• [Task to complete] From the entries that follow, gather each line holding the word "into".

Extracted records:
----

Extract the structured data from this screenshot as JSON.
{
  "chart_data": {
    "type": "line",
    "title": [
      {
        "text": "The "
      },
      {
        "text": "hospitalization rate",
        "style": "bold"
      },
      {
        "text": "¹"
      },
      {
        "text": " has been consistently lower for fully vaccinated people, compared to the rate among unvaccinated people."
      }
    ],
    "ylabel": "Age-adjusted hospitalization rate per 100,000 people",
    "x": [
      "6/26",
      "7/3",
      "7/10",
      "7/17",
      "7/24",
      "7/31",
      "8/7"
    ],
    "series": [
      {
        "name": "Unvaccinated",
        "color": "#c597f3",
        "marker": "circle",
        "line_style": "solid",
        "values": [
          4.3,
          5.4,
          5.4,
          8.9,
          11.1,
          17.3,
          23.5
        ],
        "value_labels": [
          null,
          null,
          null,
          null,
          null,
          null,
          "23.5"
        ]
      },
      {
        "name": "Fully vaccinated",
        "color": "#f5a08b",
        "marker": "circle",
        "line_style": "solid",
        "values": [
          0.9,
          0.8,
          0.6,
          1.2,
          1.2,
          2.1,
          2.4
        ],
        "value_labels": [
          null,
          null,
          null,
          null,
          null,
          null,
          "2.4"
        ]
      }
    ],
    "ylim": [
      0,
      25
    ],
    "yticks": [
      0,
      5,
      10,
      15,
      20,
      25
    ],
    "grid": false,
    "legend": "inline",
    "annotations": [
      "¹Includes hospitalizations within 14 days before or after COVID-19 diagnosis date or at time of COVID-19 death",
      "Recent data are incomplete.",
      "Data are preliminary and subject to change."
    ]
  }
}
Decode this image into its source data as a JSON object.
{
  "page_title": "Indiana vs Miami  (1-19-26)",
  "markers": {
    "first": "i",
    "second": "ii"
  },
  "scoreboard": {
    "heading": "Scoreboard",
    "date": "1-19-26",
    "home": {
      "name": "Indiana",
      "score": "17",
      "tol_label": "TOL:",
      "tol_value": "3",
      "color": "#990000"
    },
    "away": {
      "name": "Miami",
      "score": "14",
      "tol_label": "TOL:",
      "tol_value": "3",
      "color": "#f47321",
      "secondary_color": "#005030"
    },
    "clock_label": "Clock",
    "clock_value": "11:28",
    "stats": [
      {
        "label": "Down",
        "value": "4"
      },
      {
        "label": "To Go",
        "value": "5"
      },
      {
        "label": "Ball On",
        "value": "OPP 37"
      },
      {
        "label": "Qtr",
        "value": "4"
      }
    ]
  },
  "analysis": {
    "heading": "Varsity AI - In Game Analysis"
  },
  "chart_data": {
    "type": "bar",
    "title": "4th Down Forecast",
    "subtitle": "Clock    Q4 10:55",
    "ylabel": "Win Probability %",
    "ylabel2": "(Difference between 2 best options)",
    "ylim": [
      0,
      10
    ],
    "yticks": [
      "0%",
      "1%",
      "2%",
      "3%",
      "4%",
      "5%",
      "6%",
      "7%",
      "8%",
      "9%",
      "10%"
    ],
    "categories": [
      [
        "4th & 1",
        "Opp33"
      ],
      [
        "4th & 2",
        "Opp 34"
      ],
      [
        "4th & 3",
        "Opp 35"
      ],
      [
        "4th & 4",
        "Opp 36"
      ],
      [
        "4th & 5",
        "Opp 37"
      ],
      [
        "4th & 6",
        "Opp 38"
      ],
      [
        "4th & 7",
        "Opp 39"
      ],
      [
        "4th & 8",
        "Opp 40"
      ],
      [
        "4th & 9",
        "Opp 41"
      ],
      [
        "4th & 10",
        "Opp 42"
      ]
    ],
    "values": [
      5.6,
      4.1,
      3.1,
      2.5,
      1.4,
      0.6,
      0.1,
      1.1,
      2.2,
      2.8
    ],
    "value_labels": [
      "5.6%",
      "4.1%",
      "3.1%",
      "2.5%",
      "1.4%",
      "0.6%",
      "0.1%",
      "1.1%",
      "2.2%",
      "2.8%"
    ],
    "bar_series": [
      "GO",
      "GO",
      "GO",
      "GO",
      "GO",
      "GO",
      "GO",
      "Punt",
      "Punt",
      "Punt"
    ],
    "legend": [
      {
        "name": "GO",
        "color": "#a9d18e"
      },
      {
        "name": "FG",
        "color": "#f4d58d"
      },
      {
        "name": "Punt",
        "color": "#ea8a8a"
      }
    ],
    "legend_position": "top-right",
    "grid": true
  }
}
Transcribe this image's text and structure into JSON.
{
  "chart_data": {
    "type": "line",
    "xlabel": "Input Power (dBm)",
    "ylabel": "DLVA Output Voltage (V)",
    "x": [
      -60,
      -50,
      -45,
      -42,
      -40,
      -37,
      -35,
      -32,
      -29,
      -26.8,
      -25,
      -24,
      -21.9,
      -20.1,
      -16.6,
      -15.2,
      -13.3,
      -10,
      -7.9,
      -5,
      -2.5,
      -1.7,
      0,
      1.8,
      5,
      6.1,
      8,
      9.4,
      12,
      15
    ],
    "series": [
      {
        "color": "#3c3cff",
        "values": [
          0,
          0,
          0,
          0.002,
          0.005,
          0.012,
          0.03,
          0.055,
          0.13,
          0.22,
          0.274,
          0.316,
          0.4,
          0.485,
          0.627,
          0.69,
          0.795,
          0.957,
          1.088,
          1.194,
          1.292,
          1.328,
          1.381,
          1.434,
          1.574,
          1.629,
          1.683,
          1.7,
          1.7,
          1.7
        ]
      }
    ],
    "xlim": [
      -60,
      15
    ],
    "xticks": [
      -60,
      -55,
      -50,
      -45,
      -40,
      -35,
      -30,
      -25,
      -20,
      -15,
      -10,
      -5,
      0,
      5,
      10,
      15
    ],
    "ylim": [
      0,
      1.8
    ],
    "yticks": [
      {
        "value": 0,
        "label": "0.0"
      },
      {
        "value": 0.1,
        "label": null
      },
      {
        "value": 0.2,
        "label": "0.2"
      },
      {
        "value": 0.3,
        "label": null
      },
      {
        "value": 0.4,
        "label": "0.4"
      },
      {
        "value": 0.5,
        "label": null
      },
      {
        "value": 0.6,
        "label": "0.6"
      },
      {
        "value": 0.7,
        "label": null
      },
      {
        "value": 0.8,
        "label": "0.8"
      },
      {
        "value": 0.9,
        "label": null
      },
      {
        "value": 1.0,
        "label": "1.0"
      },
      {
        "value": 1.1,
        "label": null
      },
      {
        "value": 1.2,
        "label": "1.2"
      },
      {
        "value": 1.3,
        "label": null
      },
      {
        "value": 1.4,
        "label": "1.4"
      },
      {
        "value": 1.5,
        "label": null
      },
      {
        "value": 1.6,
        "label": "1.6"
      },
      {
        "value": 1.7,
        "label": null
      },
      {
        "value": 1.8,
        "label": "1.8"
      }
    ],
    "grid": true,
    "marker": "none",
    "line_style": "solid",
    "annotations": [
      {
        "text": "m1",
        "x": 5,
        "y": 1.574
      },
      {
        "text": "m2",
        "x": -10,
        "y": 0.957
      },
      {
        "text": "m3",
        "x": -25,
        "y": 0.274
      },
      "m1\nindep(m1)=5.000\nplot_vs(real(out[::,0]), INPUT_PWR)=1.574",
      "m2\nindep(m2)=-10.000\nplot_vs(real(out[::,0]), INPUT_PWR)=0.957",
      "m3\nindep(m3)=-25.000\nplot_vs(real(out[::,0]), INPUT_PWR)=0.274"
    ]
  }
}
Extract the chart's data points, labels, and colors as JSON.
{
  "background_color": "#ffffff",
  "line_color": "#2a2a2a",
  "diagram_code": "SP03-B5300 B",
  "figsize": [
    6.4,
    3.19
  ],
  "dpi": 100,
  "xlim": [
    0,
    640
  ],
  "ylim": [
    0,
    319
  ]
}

----

• [Written answer]
Decode this image into its source data as a JSON object.
Transcribe this image's text and structure into JSON.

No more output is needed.